[BEGIN Given records]

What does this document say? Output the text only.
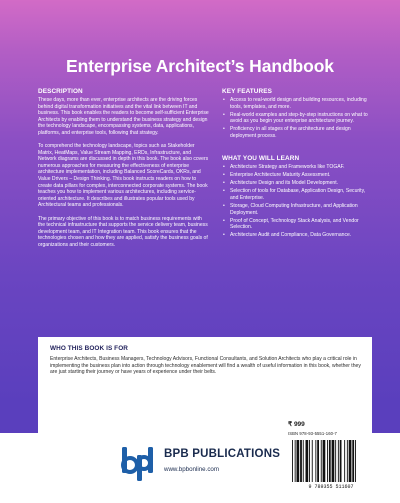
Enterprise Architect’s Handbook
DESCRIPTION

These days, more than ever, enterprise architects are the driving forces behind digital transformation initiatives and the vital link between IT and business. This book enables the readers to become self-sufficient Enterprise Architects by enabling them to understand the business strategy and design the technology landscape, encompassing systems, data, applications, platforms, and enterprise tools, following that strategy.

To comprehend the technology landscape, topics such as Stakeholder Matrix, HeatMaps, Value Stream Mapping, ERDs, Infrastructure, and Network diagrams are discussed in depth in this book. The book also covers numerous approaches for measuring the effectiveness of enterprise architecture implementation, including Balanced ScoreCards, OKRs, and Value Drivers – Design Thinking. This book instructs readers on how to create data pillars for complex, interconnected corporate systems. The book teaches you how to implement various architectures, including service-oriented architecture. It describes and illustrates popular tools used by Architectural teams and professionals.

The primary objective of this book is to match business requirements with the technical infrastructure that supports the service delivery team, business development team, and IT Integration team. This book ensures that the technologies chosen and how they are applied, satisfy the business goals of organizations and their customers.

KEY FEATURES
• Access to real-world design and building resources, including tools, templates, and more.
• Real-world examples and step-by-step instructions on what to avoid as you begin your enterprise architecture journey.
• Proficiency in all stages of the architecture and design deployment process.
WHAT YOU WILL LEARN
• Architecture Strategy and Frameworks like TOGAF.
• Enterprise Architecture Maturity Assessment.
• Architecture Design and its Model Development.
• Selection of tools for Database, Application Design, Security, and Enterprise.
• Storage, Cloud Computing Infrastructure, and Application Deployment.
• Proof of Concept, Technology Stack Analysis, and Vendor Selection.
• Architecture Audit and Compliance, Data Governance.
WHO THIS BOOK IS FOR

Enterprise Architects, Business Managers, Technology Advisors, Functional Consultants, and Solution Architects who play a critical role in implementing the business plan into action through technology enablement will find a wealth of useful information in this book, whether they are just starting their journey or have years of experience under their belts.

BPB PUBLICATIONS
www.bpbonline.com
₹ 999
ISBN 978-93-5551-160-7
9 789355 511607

[END Given records]

* _What you are asked to do_
Restate the data above word for word. Do not include the images.

* _Response_
What does this document say? Output the text only.
Enterprise Architect’s Handbook
DESCRIPTION

These days, more than ever, enterprise architects are the driving forces behind digital transformation initiatives and the vital link between IT and business. This book enables the readers to become self-sufficient Enterprise Architects by enabling them to understand the business strategy and design the technology landscape, encompassing systems, data, applications, platforms, and enterprise tools, following that strategy.

To comprehend the technology landscape, topics such as Stakeholder Matrix, HeatMaps, Value Stream Mapping, ERDs, Infrastructure, and Network diagrams are discussed in depth in this book. The book also covers numerous approaches for measuring the effectiveness of enterprise architecture implementation, including Balanced ScoreCards, OKRs, and Value Drivers – Design Thinking. This book instructs readers on how to create data pillars for complex, interconnected corporate systems. The book teaches you how to implement various architectures, including service-oriented architecture. It describes and illustrates popular tools used by Architectural teams and professionals.

The primary objective of this book is to match business requirements with the technical infrastructure that supports the service delivery team, business development team, and IT Integration team. This book ensures that the technologies chosen and how they are applied, satisfy the business goals of organizations and their customers.

KEY FEATURES
• Access to real-world design and building resources, including tools, templates, and more.
• Real-world examples and step-by-step instructions on what to avoid as you begin your enterprise architecture journey.
• Proficiency in all stages of the architecture and design deployment process.
WHAT YOU WILL LEARN
• Architecture Strategy and Frameworks like TOGAF.
• Enterprise Architecture Maturity Assessment.
• Architecture Design and its Model Development.
• Selection of tools for Database, Application Design, Security, and Enterprise.
• Storage, Cloud Computing Infrastructure, and Application Deployment.
• Proof of Concept, Technology Stack Analysis, and Vendor Selection.
• Architecture Audit and Compliance, Data Governance.
WHO THIS BOOK IS FOR

Enterprise Architects, Business Managers, Technology Advisors, Functional Consultants, and Solution Architects who play a critical role in implementing the business plan into action through technology enablement will find a wealth of useful information in this book, whether they are just starting their journey or have years of experience under their belts.

BPB PUBLICATIONS
www.bpbonline.com
₹ 999
ISBN 978-93-5551-160-7
9 789355 511607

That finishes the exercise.